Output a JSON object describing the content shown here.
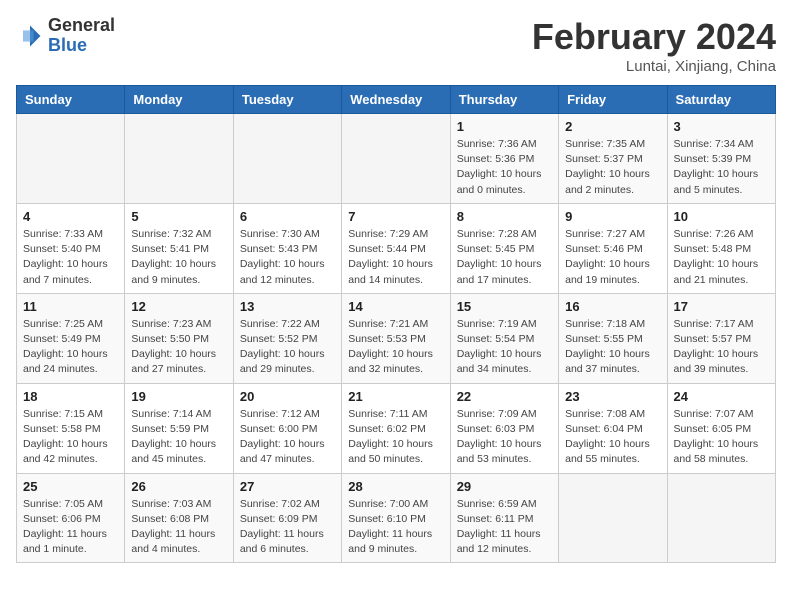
{
  "header": {
    "logo_general": "General",
    "logo_blue": "Blue",
    "month_title": "February 2024",
    "location": "Luntai, Xinjiang, China"
  },
  "calendar": {
    "headers": [
      "Sunday",
      "Monday",
      "Tuesday",
      "Wednesday",
      "Thursday",
      "Friday",
      "Saturday"
    ],
    "weeks": [
      [
        {
          "day": "",
          "info": ""
        },
        {
          "day": "",
          "info": ""
        },
        {
          "day": "",
          "info": ""
        },
        {
          "day": "",
          "info": ""
        },
        {
          "day": "1",
          "info": "Sunrise: 7:36 AM\nSunset: 5:36 PM\nDaylight: 10 hours\nand 0 minutes."
        },
        {
          "day": "2",
          "info": "Sunrise: 7:35 AM\nSunset: 5:37 PM\nDaylight: 10 hours\nand 2 minutes."
        },
        {
          "day": "3",
          "info": "Sunrise: 7:34 AM\nSunset: 5:39 PM\nDaylight: 10 hours\nand 5 minutes."
        }
      ],
      [
        {
          "day": "4",
          "info": "Sunrise: 7:33 AM\nSunset: 5:40 PM\nDaylight: 10 hours\nand 7 minutes."
        },
        {
          "day": "5",
          "info": "Sunrise: 7:32 AM\nSunset: 5:41 PM\nDaylight: 10 hours\nand 9 minutes."
        },
        {
          "day": "6",
          "info": "Sunrise: 7:30 AM\nSunset: 5:43 PM\nDaylight: 10 hours\nand 12 minutes."
        },
        {
          "day": "7",
          "info": "Sunrise: 7:29 AM\nSunset: 5:44 PM\nDaylight: 10 hours\nand 14 minutes."
        },
        {
          "day": "8",
          "info": "Sunrise: 7:28 AM\nSunset: 5:45 PM\nDaylight: 10 hours\nand 17 minutes."
        },
        {
          "day": "9",
          "info": "Sunrise: 7:27 AM\nSunset: 5:46 PM\nDaylight: 10 hours\nand 19 minutes."
        },
        {
          "day": "10",
          "info": "Sunrise: 7:26 AM\nSunset: 5:48 PM\nDaylight: 10 hours\nand 21 minutes."
        }
      ],
      [
        {
          "day": "11",
          "info": "Sunrise: 7:25 AM\nSunset: 5:49 PM\nDaylight: 10 hours\nand 24 minutes."
        },
        {
          "day": "12",
          "info": "Sunrise: 7:23 AM\nSunset: 5:50 PM\nDaylight: 10 hours\nand 27 minutes."
        },
        {
          "day": "13",
          "info": "Sunrise: 7:22 AM\nSunset: 5:52 PM\nDaylight: 10 hours\nand 29 minutes."
        },
        {
          "day": "14",
          "info": "Sunrise: 7:21 AM\nSunset: 5:53 PM\nDaylight: 10 hours\nand 32 minutes."
        },
        {
          "day": "15",
          "info": "Sunrise: 7:19 AM\nSunset: 5:54 PM\nDaylight: 10 hours\nand 34 minutes."
        },
        {
          "day": "16",
          "info": "Sunrise: 7:18 AM\nSunset: 5:55 PM\nDaylight: 10 hours\nand 37 minutes."
        },
        {
          "day": "17",
          "info": "Sunrise: 7:17 AM\nSunset: 5:57 PM\nDaylight: 10 hours\nand 39 minutes."
        }
      ],
      [
        {
          "day": "18",
          "info": "Sunrise: 7:15 AM\nSunset: 5:58 PM\nDaylight: 10 hours\nand 42 minutes."
        },
        {
          "day": "19",
          "info": "Sunrise: 7:14 AM\nSunset: 5:59 PM\nDaylight: 10 hours\nand 45 minutes."
        },
        {
          "day": "20",
          "info": "Sunrise: 7:12 AM\nSunset: 6:00 PM\nDaylight: 10 hours\nand 47 minutes."
        },
        {
          "day": "21",
          "info": "Sunrise: 7:11 AM\nSunset: 6:02 PM\nDaylight: 10 hours\nand 50 minutes."
        },
        {
          "day": "22",
          "info": "Sunrise: 7:09 AM\nSunset: 6:03 PM\nDaylight: 10 hours\nand 53 minutes."
        },
        {
          "day": "23",
          "info": "Sunrise: 7:08 AM\nSunset: 6:04 PM\nDaylight: 10 hours\nand 55 minutes."
        },
        {
          "day": "24",
          "info": "Sunrise: 7:07 AM\nSunset: 6:05 PM\nDaylight: 10 hours\nand 58 minutes."
        }
      ],
      [
        {
          "day": "25",
          "info": "Sunrise: 7:05 AM\nSunset: 6:06 PM\nDaylight: 11 hours\nand 1 minute."
        },
        {
          "day": "26",
          "info": "Sunrise: 7:03 AM\nSunset: 6:08 PM\nDaylight: 11 hours\nand 4 minutes."
        },
        {
          "day": "27",
          "info": "Sunrise: 7:02 AM\nSunset: 6:09 PM\nDaylight: 11 hours\nand 6 minutes."
        },
        {
          "day": "28",
          "info": "Sunrise: 7:00 AM\nSunset: 6:10 PM\nDaylight: 11 hours\nand 9 minutes."
        },
        {
          "day": "29",
          "info": "Sunrise: 6:59 AM\nSunset: 6:11 PM\nDaylight: 11 hours\nand 12 minutes."
        },
        {
          "day": "",
          "info": ""
        },
        {
          "day": "",
          "info": ""
        }
      ]
    ]
  }
}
__________________________________________________
• THE EXERCISE: Without including any pictures, print each record exactly.

• OUTPUT OF THE EXERCISE:
Output a JSON object describing the content shown here.
{
  "header": {
    "logo_general": "General",
    "logo_blue": "Blue",
    "month_title": "February 2024",
    "location": "Luntai, Xinjiang, China"
  },
  "calendar": {
    "headers": [
      "Sunday",
      "Monday",
      "Tuesday",
      "Wednesday",
      "Thursday",
      "Friday",
      "Saturday"
    ],
    "weeks": [
      [
        {
          "day": "",
          "info": ""
        },
        {
          "day": "",
          "info": ""
        },
        {
          "day": "",
          "info": ""
        },
        {
          "day": "",
          "info": ""
        },
        {
          "day": "1",
          "info": "Sunrise: 7:36 AM\nSunset: 5:36 PM\nDaylight: 10 hours\nand 0 minutes."
        },
        {
          "day": "2",
          "info": "Sunrise: 7:35 AM\nSunset: 5:37 PM\nDaylight: 10 hours\nand 2 minutes."
        },
        {
          "day": "3",
          "info": "Sunrise: 7:34 AM\nSunset: 5:39 PM\nDaylight: 10 hours\nand 5 minutes."
        }
      ],
      [
        {
          "day": "4",
          "info": "Sunrise: 7:33 AM\nSunset: 5:40 PM\nDaylight: 10 hours\nand 7 minutes."
        },
        {
          "day": "5",
          "info": "Sunrise: 7:32 AM\nSunset: 5:41 PM\nDaylight: 10 hours\nand 9 minutes."
        },
        {
          "day": "6",
          "info": "Sunrise: 7:30 AM\nSunset: 5:43 PM\nDaylight: 10 hours\nand 12 minutes."
        },
        {
          "day": "7",
          "info": "Sunrise: 7:29 AM\nSunset: 5:44 PM\nDaylight: 10 hours\nand 14 minutes."
        },
        {
          "day": "8",
          "info": "Sunrise: 7:28 AM\nSunset: 5:45 PM\nDaylight: 10 hours\nand 17 minutes."
        },
        {
          "day": "9",
          "info": "Sunrise: 7:27 AM\nSunset: 5:46 PM\nDaylight: 10 hours\nand 19 minutes."
        },
        {
          "day": "10",
          "info": "Sunrise: 7:26 AM\nSunset: 5:48 PM\nDaylight: 10 hours\nand 21 minutes."
        }
      ],
      [
        {
          "day": "11",
          "info": "Sunrise: 7:25 AM\nSunset: 5:49 PM\nDaylight: 10 hours\nand 24 minutes."
        },
        {
          "day": "12",
          "info": "Sunrise: 7:23 AM\nSunset: 5:50 PM\nDaylight: 10 hours\nand 27 minutes."
        },
        {
          "day": "13",
          "info": "Sunrise: 7:22 AM\nSunset: 5:52 PM\nDaylight: 10 hours\nand 29 minutes."
        },
        {
          "day": "14",
          "info": "Sunrise: 7:21 AM\nSunset: 5:53 PM\nDaylight: 10 hours\nand 32 minutes."
        },
        {
          "day": "15",
          "info": "Sunrise: 7:19 AM\nSunset: 5:54 PM\nDaylight: 10 hours\nand 34 minutes."
        },
        {
          "day": "16",
          "info": "Sunrise: 7:18 AM\nSunset: 5:55 PM\nDaylight: 10 hours\nand 37 minutes."
        },
        {
          "day": "17",
          "info": "Sunrise: 7:17 AM\nSunset: 5:57 PM\nDaylight: 10 hours\nand 39 minutes."
        }
      ],
      [
        {
          "day": "18",
          "info": "Sunrise: 7:15 AM\nSunset: 5:58 PM\nDaylight: 10 hours\nand 42 minutes."
        },
        {
          "day": "19",
          "info": "Sunrise: 7:14 AM\nSunset: 5:59 PM\nDaylight: 10 hours\nand 45 minutes."
        },
        {
          "day": "20",
          "info": "Sunrise: 7:12 AM\nSunset: 6:00 PM\nDaylight: 10 hours\nand 47 minutes."
        },
        {
          "day": "21",
          "info": "Sunrise: 7:11 AM\nSunset: 6:02 PM\nDaylight: 10 hours\nand 50 minutes."
        },
        {
          "day": "22",
          "info": "Sunrise: 7:09 AM\nSunset: 6:03 PM\nDaylight: 10 hours\nand 53 minutes."
        },
        {
          "day": "23",
          "info": "Sunrise: 7:08 AM\nSunset: 6:04 PM\nDaylight: 10 hours\nand 55 minutes."
        },
        {
          "day": "24",
          "info": "Sunrise: 7:07 AM\nSunset: 6:05 PM\nDaylight: 10 hours\nand 58 minutes."
        }
      ],
      [
        {
          "day": "25",
          "info": "Sunrise: 7:05 AM\nSunset: 6:06 PM\nDaylight: 11 hours\nand 1 minute."
        },
        {
          "day": "26",
          "info": "Sunrise: 7:03 AM\nSunset: 6:08 PM\nDaylight: 11 hours\nand 4 minutes."
        },
        {
          "day": "27",
          "info": "Sunrise: 7:02 AM\nSunset: 6:09 PM\nDaylight: 11 hours\nand 6 minutes."
        },
        {
          "day": "28",
          "info": "Sunrise: 7:00 AM\nSunset: 6:10 PM\nDaylight: 11 hours\nand 9 minutes."
        },
        {
          "day": "29",
          "info": "Sunrise: 6:59 AM\nSunset: 6:11 PM\nDaylight: 11 hours\nand 12 minutes."
        },
        {
          "day": "",
          "info": ""
        },
        {
          "day": "",
          "info": ""
        }
      ]
    ]
  }
}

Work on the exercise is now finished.